Written task. Please write out, unchanged, the rows from the first one through the row that contains "heading-1-3-line: 1.3. Требование", including that row.

** begin **

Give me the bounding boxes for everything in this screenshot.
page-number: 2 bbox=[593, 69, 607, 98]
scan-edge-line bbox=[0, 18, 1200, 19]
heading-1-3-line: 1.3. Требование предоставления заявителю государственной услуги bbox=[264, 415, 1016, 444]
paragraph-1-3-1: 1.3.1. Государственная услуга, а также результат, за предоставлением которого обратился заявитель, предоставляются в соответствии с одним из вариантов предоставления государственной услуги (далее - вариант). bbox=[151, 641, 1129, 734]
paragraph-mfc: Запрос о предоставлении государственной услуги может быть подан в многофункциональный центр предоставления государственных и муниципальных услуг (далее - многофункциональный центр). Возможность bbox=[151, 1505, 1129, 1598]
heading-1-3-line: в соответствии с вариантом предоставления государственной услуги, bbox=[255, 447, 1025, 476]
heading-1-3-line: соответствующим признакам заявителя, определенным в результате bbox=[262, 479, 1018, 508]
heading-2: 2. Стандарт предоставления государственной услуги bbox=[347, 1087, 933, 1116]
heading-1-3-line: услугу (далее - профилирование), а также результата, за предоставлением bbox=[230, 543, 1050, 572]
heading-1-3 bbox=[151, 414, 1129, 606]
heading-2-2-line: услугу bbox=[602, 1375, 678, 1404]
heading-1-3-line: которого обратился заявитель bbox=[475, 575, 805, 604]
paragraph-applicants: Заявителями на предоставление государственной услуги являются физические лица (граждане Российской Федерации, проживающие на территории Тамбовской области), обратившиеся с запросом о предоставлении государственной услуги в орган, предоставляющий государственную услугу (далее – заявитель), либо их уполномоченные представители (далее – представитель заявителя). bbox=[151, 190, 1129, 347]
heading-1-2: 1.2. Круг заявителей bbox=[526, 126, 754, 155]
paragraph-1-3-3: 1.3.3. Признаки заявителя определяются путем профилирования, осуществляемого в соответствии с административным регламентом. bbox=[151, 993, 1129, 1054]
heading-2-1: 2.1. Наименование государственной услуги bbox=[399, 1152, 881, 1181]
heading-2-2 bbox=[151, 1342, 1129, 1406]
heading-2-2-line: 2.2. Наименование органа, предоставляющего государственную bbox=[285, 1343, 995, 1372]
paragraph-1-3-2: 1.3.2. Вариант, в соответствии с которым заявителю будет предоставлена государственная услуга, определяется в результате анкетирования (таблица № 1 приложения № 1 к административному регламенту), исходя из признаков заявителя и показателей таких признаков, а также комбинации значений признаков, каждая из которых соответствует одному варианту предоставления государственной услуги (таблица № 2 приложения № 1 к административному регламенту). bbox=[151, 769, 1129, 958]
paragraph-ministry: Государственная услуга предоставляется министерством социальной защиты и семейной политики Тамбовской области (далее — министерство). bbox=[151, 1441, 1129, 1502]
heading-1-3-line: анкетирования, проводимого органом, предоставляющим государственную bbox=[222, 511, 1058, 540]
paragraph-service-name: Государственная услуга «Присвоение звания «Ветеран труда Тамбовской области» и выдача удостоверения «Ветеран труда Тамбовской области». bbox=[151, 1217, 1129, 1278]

** end **

Solution below.
Give me the bounding boxes for everything in this screenshot.
page-number: 2 bbox=[593, 69, 607, 98]
scan-edge-line bbox=[0, 18, 1200, 19]
heading-1-3-line: 1.3. Требование предоставления заявителю государственной услуги bbox=[264, 415, 1016, 444]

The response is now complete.